The task:
Copy the material from its first line through the line containing "- tree-node-label: Test", changing "Reset password" to "Change password" and keeping everything else the same.

————

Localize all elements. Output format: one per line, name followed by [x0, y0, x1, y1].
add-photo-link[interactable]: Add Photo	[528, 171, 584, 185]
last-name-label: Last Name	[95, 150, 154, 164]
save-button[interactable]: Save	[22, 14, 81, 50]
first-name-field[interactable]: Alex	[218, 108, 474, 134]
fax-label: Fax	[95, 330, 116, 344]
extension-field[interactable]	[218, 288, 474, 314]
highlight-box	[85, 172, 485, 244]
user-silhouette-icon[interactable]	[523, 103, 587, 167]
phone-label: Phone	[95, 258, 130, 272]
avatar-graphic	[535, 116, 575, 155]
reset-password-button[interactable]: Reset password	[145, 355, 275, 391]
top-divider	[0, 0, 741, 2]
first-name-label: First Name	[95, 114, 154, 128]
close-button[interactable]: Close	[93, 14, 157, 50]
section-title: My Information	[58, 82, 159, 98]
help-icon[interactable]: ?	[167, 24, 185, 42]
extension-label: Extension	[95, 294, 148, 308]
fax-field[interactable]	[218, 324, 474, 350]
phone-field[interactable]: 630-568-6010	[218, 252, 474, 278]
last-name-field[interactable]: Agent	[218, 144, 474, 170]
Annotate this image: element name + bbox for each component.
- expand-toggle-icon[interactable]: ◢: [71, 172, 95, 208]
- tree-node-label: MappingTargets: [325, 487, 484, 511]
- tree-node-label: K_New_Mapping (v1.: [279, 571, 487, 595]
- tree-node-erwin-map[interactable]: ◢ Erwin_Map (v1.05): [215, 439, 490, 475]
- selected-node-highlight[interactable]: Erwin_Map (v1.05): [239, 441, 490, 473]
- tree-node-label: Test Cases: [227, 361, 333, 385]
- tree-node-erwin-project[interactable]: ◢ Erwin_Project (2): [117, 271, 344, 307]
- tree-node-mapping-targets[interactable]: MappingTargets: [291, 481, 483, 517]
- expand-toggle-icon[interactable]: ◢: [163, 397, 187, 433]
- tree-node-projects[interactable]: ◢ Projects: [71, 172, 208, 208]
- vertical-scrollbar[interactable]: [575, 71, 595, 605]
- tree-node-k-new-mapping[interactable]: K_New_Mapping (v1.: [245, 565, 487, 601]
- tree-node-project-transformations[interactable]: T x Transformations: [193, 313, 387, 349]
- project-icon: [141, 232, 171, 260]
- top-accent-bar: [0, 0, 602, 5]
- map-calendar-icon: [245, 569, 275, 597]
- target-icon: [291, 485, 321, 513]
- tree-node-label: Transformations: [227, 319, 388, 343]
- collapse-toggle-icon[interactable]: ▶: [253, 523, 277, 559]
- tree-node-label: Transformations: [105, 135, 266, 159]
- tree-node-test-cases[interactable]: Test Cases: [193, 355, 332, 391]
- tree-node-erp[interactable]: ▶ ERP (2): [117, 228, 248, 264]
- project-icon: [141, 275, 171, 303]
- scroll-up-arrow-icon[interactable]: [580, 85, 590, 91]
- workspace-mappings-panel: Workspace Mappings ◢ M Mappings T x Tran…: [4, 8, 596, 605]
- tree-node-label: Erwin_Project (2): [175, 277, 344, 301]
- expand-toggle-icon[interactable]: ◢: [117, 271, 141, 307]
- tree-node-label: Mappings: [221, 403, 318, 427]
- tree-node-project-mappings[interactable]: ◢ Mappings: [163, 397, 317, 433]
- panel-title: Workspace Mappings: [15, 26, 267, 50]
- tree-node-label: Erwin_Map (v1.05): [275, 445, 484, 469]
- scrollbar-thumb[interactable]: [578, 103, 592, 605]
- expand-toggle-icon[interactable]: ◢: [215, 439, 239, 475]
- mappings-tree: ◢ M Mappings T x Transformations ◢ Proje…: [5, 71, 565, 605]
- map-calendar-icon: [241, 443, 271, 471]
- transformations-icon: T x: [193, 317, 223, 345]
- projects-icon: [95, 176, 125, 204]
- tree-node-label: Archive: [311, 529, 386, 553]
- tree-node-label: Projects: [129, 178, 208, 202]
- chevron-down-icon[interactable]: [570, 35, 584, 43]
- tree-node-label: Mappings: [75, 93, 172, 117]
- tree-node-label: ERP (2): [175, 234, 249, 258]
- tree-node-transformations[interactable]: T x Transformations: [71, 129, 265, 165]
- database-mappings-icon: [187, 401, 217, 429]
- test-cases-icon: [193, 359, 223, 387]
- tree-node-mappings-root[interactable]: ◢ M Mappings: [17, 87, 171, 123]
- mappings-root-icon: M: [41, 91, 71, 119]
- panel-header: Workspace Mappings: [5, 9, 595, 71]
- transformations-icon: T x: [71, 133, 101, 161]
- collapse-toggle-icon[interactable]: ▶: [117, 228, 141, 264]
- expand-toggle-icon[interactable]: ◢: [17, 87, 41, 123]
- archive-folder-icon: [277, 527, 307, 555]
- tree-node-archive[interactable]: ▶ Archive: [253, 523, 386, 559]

————

Answer to the task:
Localize all elements. Output format: one per line, name followed by [x0, y0, x1, y1].
add-photo-link[interactable]: Add Photo	[528, 171, 584, 185]
last-name-label: Last Name	[95, 150, 154, 164]
save-button[interactable]: Save	[22, 14, 81, 50]
first-name-field[interactable]: Alex	[218, 108, 474, 134]
fax-label: Fax	[95, 330, 116, 344]
extension-field[interactable]	[218, 288, 474, 314]
highlight-box	[85, 172, 485, 244]
user-silhouette-icon[interactable]	[523, 103, 587, 167]
phone-label: Phone	[95, 258, 130, 272]
avatar-graphic	[535, 116, 575, 155]
reset-password-button[interactable]: Change password	[145, 355, 275, 391]
top-divider	[0, 0, 741, 2]
first-name-label: First Name	[95, 114, 154, 128]
close-button[interactable]: Close	[93, 14, 157, 50]
section-title: My Information	[58, 82, 159, 98]
help-icon[interactable]: ?	[167, 24, 185, 42]
extension-label: Extension	[95, 294, 148, 308]
fax-field[interactable]	[218, 324, 474, 350]
phone-field[interactable]: 630-568-6010	[218, 252, 474, 278]
last-name-field[interactable]: Agent	[218, 144, 474, 170]
Annotate this image: element name + bbox for each component.
- expand-toggle-icon[interactable]: ◢: [71, 172, 95, 208]
- tree-node-label: MappingTargets: [325, 487, 484, 511]
- tree-node-label: K_New_Mapping (v1.: [279, 571, 487, 595]
- tree-node-erwin-map[interactable]: ◢ Erwin_Map (v1.05): [215, 439, 490, 475]
- selected-node-highlight[interactable]: Erwin_Map (v1.05): [239, 441, 490, 473]
- tree-node-label: Test Cases: [227, 361, 333, 385]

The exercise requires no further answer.